* Given problem:
Write out each line exactly as it stands, please.

* Dataset records:
● ● ● ● ●

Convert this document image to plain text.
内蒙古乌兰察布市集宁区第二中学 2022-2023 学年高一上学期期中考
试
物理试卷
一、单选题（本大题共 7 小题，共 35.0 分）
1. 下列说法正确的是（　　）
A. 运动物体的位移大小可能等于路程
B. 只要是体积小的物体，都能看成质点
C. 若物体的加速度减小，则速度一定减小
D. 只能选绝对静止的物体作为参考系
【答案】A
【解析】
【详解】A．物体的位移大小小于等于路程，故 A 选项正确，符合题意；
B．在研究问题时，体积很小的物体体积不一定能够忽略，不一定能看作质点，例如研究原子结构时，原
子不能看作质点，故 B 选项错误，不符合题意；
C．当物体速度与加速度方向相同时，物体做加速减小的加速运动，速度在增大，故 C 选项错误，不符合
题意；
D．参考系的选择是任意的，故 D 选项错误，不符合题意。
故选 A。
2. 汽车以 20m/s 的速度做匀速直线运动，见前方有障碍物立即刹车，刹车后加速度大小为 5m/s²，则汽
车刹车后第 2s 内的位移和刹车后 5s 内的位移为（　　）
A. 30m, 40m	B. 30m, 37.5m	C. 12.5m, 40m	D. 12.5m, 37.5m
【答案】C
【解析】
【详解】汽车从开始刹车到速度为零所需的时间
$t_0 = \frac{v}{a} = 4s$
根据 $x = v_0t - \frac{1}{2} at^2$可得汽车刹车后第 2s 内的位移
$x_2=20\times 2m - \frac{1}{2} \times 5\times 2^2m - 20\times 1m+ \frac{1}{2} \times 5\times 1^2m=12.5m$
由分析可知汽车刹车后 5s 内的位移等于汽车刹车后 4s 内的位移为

● ● ● ● ●

* Finished answer:
Convert this document image to plain text.
内蒙古乌兰察布市集宁区第二中学 2022-2023 学年高一上学期期中考
试
物理试卷
一、单选题（本大题共 7 小题，共 35.0 分）
1. 下列说法正确的是（　　）
A. 运动物体的位移大小可能等于路程
B. 只要是体积小的物体，都能看成质点
C. 若物体的加速度减小，则速度一定减小
D. 只能选绝对静止的物体作为参考系
【答案】A
【解析】
【详解】A．物体的位移大小小于等于路程，故 A 选项正确，符合题意；
B．在研究问题时，体积很小的物体体积不一定能够忽略，不一定能看作质点，例如研究原子结构时，原
子不能看作质点，故 B 选项错误，不符合题意；
C．当物体速度与加速度方向相同时，物体做加速减小的加速运动，速度在增大，故 C 选项错误，不符合
题意；
D．参考系的选择是任意的，故 D 选项错误，不符合题意。
故选 A。
2. 汽车以 20m/s 的速度做匀速直线运动，见前方有障碍物立即刹车，刹车后加速度大小为 5m/s²，则汽
车刹车后第 2s 内的位移和刹车后 5s 内的位移为（　　）
A. 30m, 40m	B. 30m, 37.5m	C. 12.5m, 40m	D. 12.5m, 37.5m
【答案】C
【解析】
【详解】汽车从开始刹车到速度为零所需的时间
$t_0 = \frac{v}{a} = 4s$
根据 $x = v_0t - \frac{1}{2} at^2$可得汽车刹车后第 2s 内的位移
$x_2=20\times 2m - \frac{1}{2} \times 5\times 2^2m - 20\times 1m+ \frac{1}{2} \times 5\times 1^2m=12.5m$
由分析可知汽车刹车后 5s 内的位移等于汽车刹车后 4s 内的位移为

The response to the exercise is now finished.